Boban Zirintusa Bogere (born 2 February 1992) is a Ugandan professional footballer who plays as a midfielder for Mtibwa in Tanzania Premier League and for the Uganda national team.

Boban has previously played in Vipers and Simba in Tanzania, Mtibwa Sugar in Tanzania, Dynamos and Highfield in Zimbabwe, Polokwane City in South Africa, Buildcon in Zambia and Ethiopian Coffee in Ethiopia.

Club career

Vipers
Boban arrived at the club in 2006 mid-season on a crisis landing. He was signed by Coach Charles Ayiekoh to strengthen the team at a time of fighting relegation during Vipers maiden season in the top flight league. He was part of that historical team which survived relegation by a thread following a 4-1 drubbing of Kampala United in a second last match to the 2006 league closer before leaving Vipers in 2008.

Dynamos
He joined Dynamos from Highfield F.C. in January 2013.
Boban Zirintusa scored on his Dynamos debut as the Harare giants cruised to an easy Champions League preliminary round first leg victory over Lesotho Correctional Services F.C  at Rufaro stadium. Boban came on as a substitute for Tichaona Mabvura in the 68th minute.

DATASET EXCERPT:
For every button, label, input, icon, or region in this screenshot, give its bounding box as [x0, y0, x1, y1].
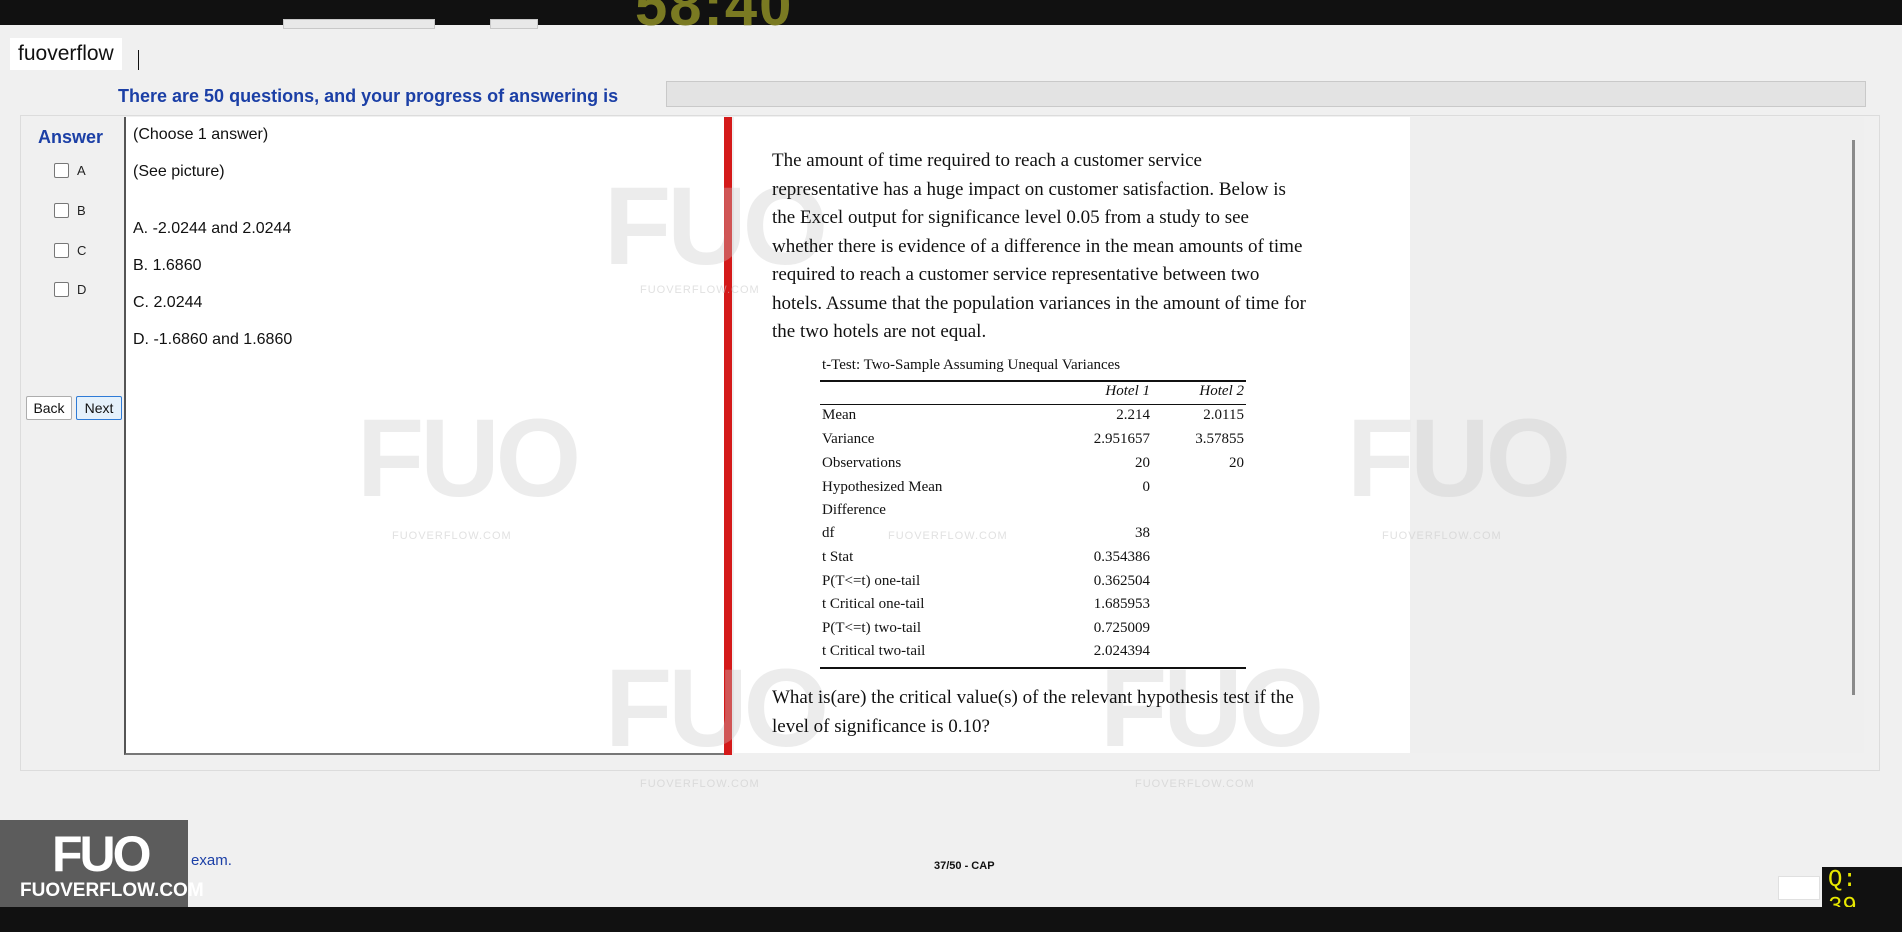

THE TASK: Pick up the text on footballer Boban Zirintusa Bogere after its final sentence and carry on writing it.

TASK OUTPUT:
Polokwane City
Boban joined Polokwane city F.C  in October 2014 from Dynamos. Boban who was a second-half substitute, netted his first strike on his debut for Polokwane after an assist by Esau Kanyenda in the 47th minute to help Polokwane City stop Bidvest Wits 2–0 in an ABSA League.

Buildcon
On  24 July 2017, Zirintusa agreed terms with Zambian club Buildcon Football club and joined them.

Ethiopian Coffee Sports Club 
In January 2018, Boban joined Ethiopian Coffee Sports Club.

Kirinya–Jinja Senior Secondary School
In September 2019, he joined Kirinya–Jinja Senior Secondary School FC. He made his debut against Bul FC.

Mtibwa
In January 2020, Boban rejoined  Mtibwa.

International career
Boban passed through national football team set ups, he played for Uganda U20, Uganda U23 up to the senior team, however he made his senior national team  debut during the 2014 Brazil World Cup qualifiers Uganda against Liberia, on 24 March 2013 at Samuel K.Doe Sports Stadium in Monrovia.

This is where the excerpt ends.